>> BEGIN DATASET RECORDS

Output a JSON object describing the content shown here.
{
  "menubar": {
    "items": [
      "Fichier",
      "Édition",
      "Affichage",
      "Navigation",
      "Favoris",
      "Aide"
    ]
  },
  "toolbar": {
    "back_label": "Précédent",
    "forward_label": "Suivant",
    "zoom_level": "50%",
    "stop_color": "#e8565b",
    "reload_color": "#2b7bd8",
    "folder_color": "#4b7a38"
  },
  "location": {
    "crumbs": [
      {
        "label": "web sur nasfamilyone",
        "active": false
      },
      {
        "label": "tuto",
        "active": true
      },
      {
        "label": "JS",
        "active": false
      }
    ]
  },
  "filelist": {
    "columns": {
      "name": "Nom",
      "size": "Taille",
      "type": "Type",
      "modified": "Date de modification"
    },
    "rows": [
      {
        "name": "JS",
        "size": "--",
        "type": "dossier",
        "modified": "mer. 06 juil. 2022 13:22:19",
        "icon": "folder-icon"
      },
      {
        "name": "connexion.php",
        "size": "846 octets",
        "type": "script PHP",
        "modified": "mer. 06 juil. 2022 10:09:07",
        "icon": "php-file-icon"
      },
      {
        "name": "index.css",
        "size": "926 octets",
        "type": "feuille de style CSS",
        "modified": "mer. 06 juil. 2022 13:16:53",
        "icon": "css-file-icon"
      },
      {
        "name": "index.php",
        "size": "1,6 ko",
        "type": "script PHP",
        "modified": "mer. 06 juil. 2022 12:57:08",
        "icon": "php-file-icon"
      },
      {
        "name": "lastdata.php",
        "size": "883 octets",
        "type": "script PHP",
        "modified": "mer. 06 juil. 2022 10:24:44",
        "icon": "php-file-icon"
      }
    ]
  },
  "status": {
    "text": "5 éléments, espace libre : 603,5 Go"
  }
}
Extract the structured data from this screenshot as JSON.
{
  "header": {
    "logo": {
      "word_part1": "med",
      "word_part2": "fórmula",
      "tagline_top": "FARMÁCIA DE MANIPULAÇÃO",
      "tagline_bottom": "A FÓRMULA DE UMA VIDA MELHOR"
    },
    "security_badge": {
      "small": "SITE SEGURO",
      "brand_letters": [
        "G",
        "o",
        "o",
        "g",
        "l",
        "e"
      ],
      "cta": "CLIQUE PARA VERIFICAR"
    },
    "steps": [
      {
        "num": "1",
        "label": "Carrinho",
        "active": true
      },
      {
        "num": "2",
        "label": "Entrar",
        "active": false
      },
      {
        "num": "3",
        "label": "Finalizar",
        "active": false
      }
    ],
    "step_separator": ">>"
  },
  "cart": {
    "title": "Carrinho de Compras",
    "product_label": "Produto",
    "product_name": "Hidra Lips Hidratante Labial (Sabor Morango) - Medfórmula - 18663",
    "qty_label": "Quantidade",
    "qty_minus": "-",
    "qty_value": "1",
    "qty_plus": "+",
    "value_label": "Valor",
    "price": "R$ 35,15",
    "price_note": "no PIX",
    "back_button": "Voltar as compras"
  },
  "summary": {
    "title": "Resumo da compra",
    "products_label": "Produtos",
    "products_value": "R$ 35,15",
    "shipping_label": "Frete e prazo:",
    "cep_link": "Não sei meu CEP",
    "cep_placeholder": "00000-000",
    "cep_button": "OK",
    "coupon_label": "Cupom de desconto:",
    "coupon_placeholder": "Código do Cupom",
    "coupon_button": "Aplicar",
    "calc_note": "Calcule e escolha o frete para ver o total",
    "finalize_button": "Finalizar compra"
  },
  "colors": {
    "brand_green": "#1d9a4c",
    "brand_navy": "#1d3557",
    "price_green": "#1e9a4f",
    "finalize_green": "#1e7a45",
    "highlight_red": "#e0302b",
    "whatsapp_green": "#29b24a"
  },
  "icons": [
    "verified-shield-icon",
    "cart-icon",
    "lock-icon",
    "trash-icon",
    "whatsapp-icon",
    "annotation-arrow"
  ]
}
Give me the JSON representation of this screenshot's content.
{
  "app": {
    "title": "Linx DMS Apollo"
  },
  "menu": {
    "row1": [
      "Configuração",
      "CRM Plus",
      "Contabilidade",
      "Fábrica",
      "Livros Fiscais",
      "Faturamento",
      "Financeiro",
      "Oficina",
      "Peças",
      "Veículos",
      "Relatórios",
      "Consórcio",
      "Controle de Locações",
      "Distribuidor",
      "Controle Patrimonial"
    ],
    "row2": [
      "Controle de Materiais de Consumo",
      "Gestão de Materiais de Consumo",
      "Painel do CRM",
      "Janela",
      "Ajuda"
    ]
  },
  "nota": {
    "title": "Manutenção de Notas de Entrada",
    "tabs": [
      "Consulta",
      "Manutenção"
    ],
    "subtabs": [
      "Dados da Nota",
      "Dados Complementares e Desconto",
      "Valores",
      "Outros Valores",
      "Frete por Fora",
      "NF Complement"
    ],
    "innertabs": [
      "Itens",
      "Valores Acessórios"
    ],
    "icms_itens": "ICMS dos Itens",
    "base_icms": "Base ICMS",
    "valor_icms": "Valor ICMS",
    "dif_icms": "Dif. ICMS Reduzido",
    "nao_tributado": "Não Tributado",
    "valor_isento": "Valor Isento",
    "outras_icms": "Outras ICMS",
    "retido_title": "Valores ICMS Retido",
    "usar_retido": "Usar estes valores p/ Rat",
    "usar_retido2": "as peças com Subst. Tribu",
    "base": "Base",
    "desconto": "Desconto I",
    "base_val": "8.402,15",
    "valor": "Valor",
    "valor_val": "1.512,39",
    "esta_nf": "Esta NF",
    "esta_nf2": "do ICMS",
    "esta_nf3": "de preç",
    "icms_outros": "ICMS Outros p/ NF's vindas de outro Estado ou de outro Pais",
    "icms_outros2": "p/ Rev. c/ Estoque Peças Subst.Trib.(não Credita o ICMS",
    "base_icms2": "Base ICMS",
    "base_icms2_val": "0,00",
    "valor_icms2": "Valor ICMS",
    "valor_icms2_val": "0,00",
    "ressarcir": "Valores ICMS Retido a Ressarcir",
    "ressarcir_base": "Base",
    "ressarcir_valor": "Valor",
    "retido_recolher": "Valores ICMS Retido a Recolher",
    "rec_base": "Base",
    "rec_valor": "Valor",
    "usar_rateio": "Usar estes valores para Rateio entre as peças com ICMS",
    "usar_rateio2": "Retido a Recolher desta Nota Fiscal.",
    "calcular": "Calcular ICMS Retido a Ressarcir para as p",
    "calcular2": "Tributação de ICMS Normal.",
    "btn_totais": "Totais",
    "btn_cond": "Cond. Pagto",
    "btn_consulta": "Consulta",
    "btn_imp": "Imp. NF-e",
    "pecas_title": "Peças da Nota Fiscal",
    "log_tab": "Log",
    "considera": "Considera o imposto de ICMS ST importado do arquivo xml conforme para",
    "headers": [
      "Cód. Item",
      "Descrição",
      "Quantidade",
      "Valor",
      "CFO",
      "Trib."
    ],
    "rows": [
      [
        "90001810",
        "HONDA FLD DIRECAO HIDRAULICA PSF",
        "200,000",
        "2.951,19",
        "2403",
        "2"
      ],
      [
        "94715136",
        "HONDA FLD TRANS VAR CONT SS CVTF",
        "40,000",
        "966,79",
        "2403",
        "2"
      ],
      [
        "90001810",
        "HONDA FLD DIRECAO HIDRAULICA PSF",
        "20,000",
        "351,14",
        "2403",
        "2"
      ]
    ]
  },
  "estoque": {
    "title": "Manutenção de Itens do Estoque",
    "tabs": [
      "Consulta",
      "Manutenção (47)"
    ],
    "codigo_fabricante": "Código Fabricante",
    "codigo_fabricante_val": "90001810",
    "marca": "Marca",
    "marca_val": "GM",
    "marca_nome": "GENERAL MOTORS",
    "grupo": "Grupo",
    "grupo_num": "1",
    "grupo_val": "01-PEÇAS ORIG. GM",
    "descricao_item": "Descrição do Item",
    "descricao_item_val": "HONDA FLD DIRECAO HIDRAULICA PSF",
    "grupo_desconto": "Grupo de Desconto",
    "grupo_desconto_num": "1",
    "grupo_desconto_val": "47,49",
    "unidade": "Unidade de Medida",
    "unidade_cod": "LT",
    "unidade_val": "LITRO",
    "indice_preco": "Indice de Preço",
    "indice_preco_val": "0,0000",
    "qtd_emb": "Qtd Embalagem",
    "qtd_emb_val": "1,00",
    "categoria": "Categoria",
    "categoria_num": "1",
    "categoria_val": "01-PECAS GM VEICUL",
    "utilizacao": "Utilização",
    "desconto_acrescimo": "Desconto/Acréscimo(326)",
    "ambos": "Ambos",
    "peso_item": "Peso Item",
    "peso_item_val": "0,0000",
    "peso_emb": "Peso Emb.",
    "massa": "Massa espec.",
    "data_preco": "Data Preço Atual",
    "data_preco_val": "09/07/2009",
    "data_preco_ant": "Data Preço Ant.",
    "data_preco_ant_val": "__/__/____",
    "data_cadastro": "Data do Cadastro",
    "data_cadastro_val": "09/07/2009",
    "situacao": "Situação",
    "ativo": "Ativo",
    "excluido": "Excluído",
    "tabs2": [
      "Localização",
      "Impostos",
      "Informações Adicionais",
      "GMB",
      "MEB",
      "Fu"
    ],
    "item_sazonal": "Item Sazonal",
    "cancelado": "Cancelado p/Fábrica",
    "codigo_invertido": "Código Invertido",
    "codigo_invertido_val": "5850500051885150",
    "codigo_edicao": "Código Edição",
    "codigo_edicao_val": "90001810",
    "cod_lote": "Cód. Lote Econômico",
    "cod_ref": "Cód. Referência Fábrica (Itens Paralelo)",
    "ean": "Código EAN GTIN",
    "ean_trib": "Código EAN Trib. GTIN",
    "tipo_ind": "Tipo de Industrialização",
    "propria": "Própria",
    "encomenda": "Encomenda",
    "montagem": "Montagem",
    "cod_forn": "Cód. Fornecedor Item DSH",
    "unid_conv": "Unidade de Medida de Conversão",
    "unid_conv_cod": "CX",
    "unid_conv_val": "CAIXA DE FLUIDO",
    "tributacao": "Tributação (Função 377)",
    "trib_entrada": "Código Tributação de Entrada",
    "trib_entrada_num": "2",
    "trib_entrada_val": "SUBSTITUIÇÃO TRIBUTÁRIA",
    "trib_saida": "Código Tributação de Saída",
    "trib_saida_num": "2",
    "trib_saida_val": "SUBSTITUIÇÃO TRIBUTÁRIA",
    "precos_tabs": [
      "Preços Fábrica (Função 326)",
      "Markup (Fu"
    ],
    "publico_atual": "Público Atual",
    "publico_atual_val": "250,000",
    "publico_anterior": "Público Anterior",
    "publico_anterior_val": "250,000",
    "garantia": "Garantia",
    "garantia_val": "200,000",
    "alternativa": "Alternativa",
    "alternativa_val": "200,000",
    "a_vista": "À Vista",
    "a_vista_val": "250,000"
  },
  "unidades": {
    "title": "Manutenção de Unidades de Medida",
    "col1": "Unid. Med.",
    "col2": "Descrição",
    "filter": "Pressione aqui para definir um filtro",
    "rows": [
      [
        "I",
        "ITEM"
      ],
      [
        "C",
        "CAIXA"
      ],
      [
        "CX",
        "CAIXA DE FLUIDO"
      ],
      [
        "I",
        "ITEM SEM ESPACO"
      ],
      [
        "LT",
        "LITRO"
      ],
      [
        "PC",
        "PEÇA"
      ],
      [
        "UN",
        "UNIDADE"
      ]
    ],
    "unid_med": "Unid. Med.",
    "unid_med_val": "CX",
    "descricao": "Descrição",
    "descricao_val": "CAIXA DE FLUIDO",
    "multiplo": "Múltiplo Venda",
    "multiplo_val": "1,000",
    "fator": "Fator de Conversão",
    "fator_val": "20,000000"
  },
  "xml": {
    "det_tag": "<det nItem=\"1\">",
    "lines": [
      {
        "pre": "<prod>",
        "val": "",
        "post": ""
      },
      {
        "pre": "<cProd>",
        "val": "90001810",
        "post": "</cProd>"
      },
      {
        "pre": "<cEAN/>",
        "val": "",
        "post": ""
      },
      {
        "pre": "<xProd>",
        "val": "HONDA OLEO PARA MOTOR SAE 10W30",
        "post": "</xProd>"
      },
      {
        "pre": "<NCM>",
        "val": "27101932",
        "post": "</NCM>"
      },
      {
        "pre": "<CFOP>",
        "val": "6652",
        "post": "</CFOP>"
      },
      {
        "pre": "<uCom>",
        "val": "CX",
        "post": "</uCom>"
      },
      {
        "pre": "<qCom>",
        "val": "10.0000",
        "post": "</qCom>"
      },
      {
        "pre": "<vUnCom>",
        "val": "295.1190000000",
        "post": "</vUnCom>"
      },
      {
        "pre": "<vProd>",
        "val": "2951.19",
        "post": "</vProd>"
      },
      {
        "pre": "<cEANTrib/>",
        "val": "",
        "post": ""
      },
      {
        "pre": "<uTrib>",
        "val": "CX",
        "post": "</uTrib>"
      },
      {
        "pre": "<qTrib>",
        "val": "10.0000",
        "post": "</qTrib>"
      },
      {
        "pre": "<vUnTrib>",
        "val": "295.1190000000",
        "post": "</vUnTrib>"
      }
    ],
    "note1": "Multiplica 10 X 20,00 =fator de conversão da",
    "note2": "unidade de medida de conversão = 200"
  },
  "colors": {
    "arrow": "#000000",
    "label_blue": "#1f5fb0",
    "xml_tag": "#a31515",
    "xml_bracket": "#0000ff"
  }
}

>> END DATASET RECORDS

Determine how many lines of the entries above carry the string "GTIN", and give that number alone.

2